Collected data:
"""
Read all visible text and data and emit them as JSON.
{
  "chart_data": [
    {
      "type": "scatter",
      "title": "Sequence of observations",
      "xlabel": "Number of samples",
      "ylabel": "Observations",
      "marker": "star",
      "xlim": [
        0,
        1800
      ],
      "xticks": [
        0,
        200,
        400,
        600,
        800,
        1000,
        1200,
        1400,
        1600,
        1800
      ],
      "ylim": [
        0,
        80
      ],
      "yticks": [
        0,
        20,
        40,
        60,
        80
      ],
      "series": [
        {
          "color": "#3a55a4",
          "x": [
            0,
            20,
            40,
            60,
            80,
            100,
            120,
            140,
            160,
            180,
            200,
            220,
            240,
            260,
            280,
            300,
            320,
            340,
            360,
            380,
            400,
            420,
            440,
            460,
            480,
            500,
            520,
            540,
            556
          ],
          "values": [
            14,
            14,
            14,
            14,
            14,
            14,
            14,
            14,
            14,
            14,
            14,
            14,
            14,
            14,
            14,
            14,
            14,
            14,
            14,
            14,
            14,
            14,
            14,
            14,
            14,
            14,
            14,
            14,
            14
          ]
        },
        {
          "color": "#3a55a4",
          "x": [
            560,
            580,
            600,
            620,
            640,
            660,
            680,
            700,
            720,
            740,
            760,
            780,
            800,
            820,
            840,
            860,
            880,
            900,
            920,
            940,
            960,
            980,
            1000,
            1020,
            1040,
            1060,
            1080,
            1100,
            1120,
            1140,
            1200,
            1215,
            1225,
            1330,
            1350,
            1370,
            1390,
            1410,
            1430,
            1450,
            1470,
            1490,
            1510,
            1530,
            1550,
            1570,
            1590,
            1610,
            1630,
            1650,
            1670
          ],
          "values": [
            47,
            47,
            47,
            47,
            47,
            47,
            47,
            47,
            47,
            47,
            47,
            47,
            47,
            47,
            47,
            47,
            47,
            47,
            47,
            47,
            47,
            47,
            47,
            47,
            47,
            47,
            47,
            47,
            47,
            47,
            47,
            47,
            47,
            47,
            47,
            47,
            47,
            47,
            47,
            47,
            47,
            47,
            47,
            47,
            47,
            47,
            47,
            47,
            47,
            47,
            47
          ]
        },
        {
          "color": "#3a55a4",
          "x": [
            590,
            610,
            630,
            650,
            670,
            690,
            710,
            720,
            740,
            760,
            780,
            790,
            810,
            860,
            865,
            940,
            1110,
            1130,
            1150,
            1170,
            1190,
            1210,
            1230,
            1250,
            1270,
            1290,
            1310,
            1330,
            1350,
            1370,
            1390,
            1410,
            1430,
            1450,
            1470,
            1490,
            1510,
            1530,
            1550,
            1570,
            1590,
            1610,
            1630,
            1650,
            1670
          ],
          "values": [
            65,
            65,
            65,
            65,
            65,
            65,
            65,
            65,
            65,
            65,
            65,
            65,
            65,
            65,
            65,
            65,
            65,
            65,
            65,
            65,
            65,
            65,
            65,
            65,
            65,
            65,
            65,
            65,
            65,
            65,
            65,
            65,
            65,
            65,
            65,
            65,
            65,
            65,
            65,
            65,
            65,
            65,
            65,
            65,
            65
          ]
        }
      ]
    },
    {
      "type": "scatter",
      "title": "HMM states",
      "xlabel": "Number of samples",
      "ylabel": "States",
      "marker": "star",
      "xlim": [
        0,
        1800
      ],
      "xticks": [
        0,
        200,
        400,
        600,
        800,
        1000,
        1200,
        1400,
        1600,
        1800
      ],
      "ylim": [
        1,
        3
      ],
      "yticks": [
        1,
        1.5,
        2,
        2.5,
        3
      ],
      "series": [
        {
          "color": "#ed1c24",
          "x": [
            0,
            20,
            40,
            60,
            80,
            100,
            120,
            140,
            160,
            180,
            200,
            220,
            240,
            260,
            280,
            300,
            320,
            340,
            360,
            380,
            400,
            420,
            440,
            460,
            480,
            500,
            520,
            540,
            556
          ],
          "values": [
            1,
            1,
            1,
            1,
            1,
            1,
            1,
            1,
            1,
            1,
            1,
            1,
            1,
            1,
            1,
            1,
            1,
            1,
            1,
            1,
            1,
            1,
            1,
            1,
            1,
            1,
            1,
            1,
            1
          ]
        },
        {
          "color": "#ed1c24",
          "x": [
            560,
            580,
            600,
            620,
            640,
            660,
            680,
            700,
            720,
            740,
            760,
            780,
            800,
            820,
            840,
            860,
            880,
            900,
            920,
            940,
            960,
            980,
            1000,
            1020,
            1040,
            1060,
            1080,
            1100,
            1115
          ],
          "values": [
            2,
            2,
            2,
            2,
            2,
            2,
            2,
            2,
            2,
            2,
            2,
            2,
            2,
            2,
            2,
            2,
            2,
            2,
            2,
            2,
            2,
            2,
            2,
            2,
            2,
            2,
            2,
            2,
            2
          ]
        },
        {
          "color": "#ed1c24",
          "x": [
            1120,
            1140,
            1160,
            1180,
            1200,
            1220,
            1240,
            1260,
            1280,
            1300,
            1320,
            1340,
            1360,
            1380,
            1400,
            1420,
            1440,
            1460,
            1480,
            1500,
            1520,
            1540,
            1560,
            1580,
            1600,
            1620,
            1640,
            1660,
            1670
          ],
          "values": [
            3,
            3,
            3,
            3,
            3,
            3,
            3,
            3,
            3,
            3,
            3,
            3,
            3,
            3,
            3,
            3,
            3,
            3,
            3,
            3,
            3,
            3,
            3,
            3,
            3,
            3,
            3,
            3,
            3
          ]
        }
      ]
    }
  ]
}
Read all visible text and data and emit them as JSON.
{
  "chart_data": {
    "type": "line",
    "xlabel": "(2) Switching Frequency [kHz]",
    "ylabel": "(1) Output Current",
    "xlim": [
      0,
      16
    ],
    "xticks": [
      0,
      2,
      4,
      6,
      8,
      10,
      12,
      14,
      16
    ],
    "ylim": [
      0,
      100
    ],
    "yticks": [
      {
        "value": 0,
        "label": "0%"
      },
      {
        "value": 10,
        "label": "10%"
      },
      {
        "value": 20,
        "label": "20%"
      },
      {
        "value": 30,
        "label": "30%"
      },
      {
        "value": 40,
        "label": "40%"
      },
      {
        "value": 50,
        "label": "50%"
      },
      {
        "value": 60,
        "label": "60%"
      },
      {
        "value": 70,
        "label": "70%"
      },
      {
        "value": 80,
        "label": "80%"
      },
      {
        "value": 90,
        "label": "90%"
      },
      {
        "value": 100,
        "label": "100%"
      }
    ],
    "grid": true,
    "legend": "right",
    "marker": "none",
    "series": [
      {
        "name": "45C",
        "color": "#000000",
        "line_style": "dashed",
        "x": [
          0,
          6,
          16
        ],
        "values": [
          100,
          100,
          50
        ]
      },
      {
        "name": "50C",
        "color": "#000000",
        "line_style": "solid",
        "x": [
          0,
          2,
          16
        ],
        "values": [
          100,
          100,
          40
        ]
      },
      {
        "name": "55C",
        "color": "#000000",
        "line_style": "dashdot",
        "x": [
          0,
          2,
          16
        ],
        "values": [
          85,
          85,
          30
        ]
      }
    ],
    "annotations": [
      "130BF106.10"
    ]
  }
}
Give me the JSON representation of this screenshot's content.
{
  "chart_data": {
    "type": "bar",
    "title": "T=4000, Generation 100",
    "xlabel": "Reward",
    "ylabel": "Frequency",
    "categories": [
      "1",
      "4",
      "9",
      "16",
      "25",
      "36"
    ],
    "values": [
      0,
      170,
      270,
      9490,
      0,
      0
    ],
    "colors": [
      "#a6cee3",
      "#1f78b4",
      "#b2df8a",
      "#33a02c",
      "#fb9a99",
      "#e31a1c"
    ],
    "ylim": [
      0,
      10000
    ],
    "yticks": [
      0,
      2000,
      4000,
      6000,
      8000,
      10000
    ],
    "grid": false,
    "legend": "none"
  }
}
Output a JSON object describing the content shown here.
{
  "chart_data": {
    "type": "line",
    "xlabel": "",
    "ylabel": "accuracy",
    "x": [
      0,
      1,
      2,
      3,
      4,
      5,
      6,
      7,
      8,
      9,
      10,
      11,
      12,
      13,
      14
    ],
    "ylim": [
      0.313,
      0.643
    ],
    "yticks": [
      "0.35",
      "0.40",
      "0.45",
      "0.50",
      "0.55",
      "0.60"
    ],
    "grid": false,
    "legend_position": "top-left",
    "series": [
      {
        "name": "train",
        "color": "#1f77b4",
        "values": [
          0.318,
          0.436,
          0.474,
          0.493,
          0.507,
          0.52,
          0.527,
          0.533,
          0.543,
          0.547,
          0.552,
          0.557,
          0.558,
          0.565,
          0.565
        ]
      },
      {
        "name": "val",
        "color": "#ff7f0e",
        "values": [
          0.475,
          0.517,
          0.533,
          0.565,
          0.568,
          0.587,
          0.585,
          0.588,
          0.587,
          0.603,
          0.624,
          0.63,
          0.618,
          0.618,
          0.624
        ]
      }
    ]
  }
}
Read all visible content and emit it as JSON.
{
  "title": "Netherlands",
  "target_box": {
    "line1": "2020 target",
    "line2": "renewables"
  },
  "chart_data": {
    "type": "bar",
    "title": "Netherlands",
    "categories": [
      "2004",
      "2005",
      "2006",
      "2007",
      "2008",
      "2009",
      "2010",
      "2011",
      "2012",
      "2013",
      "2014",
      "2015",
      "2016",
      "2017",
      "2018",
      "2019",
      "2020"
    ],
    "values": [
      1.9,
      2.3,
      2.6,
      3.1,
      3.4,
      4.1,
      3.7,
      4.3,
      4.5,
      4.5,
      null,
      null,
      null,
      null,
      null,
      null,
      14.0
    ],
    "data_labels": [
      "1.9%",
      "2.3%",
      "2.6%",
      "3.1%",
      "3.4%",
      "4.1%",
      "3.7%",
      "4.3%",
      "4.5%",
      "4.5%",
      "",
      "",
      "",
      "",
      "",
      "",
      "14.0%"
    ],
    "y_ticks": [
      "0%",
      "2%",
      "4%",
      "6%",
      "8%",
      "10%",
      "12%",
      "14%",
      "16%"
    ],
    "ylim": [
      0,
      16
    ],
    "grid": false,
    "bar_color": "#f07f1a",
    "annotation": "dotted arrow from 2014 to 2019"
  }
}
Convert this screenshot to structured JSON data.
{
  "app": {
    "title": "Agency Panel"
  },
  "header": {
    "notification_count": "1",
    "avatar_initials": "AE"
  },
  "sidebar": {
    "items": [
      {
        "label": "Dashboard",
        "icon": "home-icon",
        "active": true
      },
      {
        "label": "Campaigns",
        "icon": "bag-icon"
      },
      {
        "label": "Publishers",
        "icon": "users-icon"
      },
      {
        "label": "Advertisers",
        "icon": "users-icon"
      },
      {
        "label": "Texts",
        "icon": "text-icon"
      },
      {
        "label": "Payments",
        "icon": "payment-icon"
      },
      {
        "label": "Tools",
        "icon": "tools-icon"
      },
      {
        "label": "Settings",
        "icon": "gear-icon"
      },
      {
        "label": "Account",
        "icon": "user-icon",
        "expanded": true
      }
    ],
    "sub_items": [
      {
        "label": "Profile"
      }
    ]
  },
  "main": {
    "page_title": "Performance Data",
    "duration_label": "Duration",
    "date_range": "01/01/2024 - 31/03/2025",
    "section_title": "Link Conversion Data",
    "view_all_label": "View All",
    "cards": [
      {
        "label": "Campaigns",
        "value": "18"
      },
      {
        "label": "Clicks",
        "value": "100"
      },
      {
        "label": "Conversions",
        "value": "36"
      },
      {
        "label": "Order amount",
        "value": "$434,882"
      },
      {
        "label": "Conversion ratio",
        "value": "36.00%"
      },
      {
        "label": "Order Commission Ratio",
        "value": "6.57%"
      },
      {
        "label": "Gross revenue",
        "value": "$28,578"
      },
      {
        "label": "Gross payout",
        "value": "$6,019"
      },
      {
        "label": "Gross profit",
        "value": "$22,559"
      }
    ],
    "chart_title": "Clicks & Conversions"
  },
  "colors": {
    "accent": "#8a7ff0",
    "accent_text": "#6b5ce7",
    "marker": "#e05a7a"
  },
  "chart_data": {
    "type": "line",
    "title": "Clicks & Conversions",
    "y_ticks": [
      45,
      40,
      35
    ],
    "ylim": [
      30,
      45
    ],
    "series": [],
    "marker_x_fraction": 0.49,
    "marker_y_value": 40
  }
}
"""
Using the records above, gather all lines where the string "this" is present.

Give me the JSON representation of this screenshot's content.
Convert this screenshot to structured JSON data.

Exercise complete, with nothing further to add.